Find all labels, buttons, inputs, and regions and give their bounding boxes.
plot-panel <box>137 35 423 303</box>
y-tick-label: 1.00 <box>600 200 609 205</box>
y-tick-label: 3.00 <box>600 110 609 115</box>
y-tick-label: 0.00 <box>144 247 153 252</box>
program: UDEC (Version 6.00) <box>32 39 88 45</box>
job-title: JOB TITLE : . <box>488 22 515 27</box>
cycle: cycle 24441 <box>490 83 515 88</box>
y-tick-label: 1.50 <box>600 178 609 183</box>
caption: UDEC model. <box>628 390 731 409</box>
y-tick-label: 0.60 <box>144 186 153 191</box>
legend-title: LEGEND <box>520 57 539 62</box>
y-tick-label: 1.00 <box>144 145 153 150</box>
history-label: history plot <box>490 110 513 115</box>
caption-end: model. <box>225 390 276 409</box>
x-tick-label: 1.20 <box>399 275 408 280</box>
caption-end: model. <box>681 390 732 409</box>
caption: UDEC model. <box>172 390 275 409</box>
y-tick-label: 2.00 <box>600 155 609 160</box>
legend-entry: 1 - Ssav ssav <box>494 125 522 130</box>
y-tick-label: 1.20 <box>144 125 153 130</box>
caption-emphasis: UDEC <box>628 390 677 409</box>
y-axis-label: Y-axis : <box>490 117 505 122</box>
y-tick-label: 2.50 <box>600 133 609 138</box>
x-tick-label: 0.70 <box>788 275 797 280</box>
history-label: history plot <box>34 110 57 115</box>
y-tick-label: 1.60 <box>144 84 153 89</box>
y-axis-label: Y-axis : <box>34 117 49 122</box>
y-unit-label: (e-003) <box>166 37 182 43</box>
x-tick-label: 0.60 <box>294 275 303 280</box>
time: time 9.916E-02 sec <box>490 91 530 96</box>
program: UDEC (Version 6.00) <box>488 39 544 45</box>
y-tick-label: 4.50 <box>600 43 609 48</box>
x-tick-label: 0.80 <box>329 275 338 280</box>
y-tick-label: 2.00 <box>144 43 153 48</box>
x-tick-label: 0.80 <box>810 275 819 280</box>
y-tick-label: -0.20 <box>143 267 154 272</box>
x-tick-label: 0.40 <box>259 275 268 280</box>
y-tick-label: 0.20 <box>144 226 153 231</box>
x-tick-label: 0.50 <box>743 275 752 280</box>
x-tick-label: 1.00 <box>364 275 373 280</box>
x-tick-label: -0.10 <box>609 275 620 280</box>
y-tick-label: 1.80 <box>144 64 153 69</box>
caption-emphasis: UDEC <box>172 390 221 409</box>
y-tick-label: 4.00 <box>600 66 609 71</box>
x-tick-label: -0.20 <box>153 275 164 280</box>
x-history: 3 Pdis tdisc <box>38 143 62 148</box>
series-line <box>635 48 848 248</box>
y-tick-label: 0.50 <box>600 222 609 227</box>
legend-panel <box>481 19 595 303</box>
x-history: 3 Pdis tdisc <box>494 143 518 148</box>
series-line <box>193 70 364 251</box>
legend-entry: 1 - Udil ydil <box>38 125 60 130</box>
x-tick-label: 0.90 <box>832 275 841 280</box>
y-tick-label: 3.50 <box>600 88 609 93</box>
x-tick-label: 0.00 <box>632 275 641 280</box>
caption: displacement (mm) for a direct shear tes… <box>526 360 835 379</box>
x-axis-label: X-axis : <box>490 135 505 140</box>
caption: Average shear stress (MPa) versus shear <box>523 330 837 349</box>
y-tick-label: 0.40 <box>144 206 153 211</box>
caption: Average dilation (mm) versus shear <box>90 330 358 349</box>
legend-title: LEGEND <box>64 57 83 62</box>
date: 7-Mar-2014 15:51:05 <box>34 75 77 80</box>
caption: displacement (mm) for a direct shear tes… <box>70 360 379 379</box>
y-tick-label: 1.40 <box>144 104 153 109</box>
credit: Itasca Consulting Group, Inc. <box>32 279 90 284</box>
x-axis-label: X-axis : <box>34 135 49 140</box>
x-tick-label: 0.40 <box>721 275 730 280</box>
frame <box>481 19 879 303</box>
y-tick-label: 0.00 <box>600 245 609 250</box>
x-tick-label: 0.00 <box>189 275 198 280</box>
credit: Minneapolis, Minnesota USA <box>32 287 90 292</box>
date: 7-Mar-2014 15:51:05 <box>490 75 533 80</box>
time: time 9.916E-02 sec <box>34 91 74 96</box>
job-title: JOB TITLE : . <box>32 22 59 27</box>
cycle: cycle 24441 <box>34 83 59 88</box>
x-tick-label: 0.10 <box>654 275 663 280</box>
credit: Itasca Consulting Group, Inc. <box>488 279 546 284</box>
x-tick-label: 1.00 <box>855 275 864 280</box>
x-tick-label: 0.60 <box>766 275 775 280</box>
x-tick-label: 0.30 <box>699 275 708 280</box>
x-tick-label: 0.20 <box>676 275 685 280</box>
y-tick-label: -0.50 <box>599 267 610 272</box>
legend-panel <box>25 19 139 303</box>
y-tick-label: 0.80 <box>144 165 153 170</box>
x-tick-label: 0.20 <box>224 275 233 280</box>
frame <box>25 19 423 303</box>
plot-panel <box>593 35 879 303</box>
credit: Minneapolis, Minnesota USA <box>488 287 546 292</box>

-- What you are asked to do --
Switch "history plot" to "time history" in the items from the first line through the line containing "y-axis-label: Y-axis : <box>34", and return those lines with nothing else altered.

-- Solution to the exercise --
Find all labels, buttons, inputs, and regions and give their bounding boxes.
plot-panel <box>137 35 423 303</box>
y-tick-label: 1.00 <box>600 200 609 205</box>
y-tick-label: 3.00 <box>600 110 609 115</box>
y-tick-label: 0.00 <box>144 247 153 252</box>
program: UDEC (Version 6.00) <box>32 39 88 45</box>
job-title: JOB TITLE : . <box>488 22 515 27</box>
cycle: cycle 24441 <box>490 83 515 88</box>
y-tick-label: 1.50 <box>600 178 609 183</box>
caption: UDEC model. <box>628 390 731 409</box>
y-tick-label: 0.60 <box>144 186 153 191</box>
legend-title: LEGEND <box>520 57 539 62</box>
y-tick-label: 1.00 <box>144 145 153 150</box>
history-label: time history <box>490 110 513 115</box>
caption-end: model. <box>225 390 276 409</box>
x-tick-label: 1.20 <box>399 275 408 280</box>
caption-end: model. <box>681 390 732 409</box>
caption: UDEC model. <box>172 390 275 409</box>
y-tick-label: 2.00 <box>600 155 609 160</box>
legend-entry: 1 - Ssav ssav <box>494 125 522 130</box>
y-tick-label: 1.20 <box>144 125 153 130</box>
caption-emphasis: UDEC <box>628 390 677 409</box>
y-axis-label: Y-axis : <box>490 117 505 122</box>
y-tick-label: 2.50 <box>600 133 609 138</box>
x-tick-label: 0.70 <box>788 275 797 280</box>
history-label: time history <box>34 110 57 115</box>
y-tick-label: 1.60 <box>144 84 153 89</box>
y-axis-label: Y-axis : <box>34 117 49 122</box>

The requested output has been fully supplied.